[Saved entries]
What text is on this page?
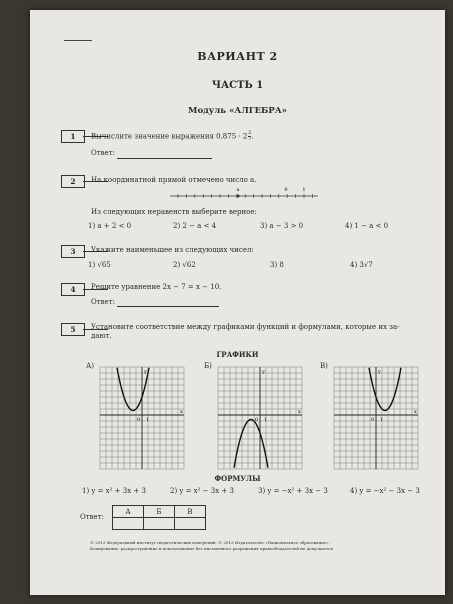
ВАРИАНТ 2
ЧАСТЬ 1
Модуль «АЛГЕБРА»
1	Вычислите значение выражения $0,875 \cdot 2 \frac{2}{7}$ .
Ответ:
2	На координатной прямой отмечено число a.
a	0	1
Из следующих неравенств выберите верное:
1) a + 2 < 0	2) 2 − a < 4	3) a − 3 > 0	4) 1 − a < 0
3	Укажите наименьшее из следующих чисел:
1) √65	2) √62	3) 8	4) 3√7
4	Решите уравнение 2x − 7 = x − 10.
Ответ:
5	Установите соответствие между графиками функций и формулами, которые их за-
дают.
ГРАФИКИ
А)	Б)	В)
y
x
0 1
y
x
0 1
y
x
0 1
ФОРМУЛЫ
1) y = x² + 3x + 3	2) y = x² − 3x + 3	3) y = −x² + 3x − 3	4) y = −x² − 3x − 3
Ответ:
А	Б	В

© 2013 Федеральный институт педагогических измерений. © 2013 Издательство «Национальное образование».
Копирование, распространение и использование без письменного разрешения правообладателей не допускается
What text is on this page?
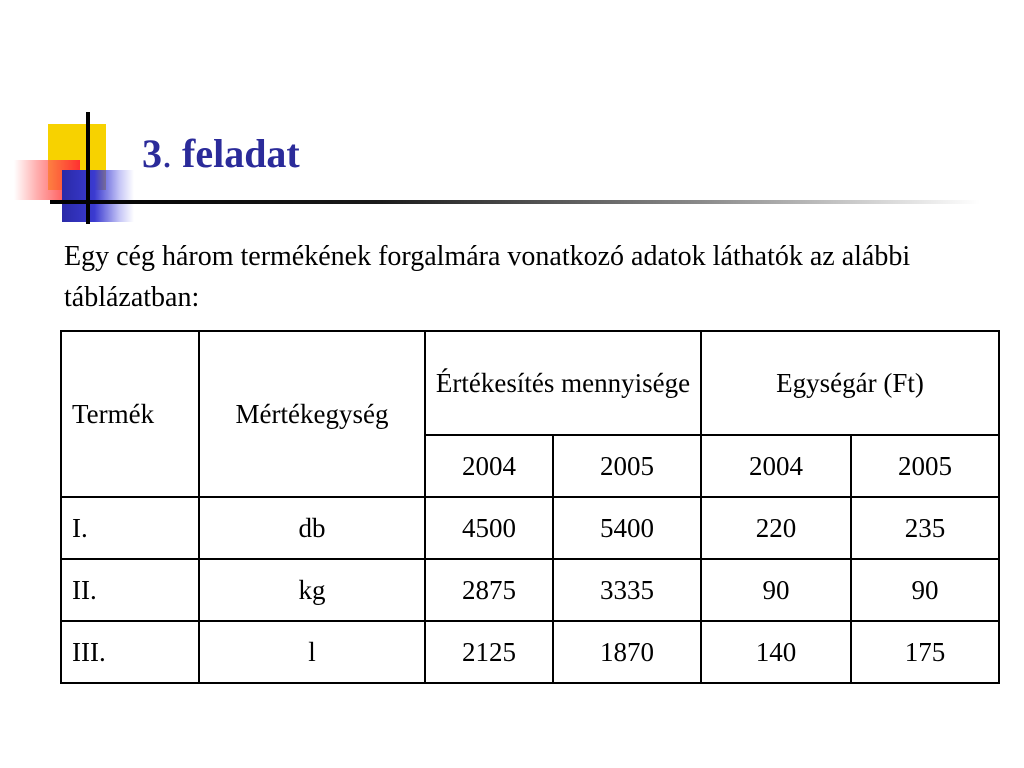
3. feladat

Egy cég három termékének forgalmára vonatkozó adatok láthatók az alábbi táblázatban:

Termék	Mértékegység	Értékesítés mennyisége		Egységár (Ft)	
		2004	2005	2004	2005
I.	db	4500	5400	220	235
II.	kg	2875	3335	90	90
III.	l	2125	1870	140	175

_Task goal_
Check each line above for the word "следующих" and copy the ones that have it.

_Answer for the task_
Из следующих неравенств выберите верное:
3	Укажите наименьшее из следующих чисел:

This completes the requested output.